Directive →
Return the material below in full and exactly.

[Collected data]
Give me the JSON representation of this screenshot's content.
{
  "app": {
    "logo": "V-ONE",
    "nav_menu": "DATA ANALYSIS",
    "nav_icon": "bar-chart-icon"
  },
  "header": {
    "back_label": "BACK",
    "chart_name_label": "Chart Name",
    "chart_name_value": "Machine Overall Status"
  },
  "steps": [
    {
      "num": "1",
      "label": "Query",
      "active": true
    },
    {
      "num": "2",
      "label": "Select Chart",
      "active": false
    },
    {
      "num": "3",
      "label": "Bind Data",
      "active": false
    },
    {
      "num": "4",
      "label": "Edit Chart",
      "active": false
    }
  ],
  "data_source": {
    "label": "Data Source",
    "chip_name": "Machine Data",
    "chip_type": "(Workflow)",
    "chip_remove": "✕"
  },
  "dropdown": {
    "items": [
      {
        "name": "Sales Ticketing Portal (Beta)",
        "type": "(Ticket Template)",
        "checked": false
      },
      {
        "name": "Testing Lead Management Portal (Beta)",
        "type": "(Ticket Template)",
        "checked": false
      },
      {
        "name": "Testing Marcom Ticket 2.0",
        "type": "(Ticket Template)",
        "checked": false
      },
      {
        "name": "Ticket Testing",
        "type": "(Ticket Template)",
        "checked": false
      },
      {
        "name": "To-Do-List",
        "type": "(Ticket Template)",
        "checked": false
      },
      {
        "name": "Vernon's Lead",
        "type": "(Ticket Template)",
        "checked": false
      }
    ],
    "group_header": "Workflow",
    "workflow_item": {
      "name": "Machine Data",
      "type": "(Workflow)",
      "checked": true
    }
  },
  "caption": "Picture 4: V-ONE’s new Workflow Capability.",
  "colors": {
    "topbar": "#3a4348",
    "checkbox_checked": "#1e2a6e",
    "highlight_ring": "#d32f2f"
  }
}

In response →
Give me the JSON representation of this screenshot's content.
{
  "app": {
    "logo": "V-ONE",
    "nav_menu": "DATA ANALYSIS",
    "nav_icon": "bar-chart-icon"
  },
  "header": {
    "back_label": "BACK",
    "chart_name_label": "Chart Name",
    "chart_name_value": "Machine Overall Status"
  },
  "steps": [
    {
      "num": "1",
      "label": "Query",
      "active": true
    },
    {
      "num": "2",
      "label": "Select Chart",
      "active": false
    },
    {
      "num": "3",
      "label": "Bind Data",
      "active": false
    },
    {
      "num": "4",
      "label": "Edit Chart",
      "active": false
    }
  ],
  "data_source": {
    "label": "Data Source",
    "chip_name": "Machine Data",
    "chip_type": "(Workflow)",
    "chip_remove": "✕"
  },
  "dropdown": {
    "items": [
      {
        "name": "Sales Ticketing Portal (Beta)",
        "type": "(Ticket Template)",
        "checked": false
      },
      {
        "name": "Testing Lead Management Portal (Beta)",
        "type": "(Ticket Template)",
        "checked": false
      },
      {
        "name": "Testing Marcom Ticket 2.0",
        "type": "(Ticket Template)",
        "checked": false
      },
      {
        "name": "Ticket Testing",
        "type": "(Ticket Template)",
        "checked": false
      },
      {
        "name": "To-Do-List",
        "type": "(Ticket Template)",
        "checked": false
      },
      {
        "name": "Vernon's Lead",
        "type": "(Ticket Template)",
        "checked": false
      }
    ],
    "group_header": "Workflow",
    "workflow_item": {
      "name": "Machine Data",
      "type": "(Workflow)",
      "checked": true
    }
  },
  "caption": "Picture 4: V-ONE’s new Workflow Capability.",
  "colors": {
    "topbar": "#3a4348",
    "checkbox_checked": "#1e2a6e",
    "highlight_ring": "#d32f2f"
  }
}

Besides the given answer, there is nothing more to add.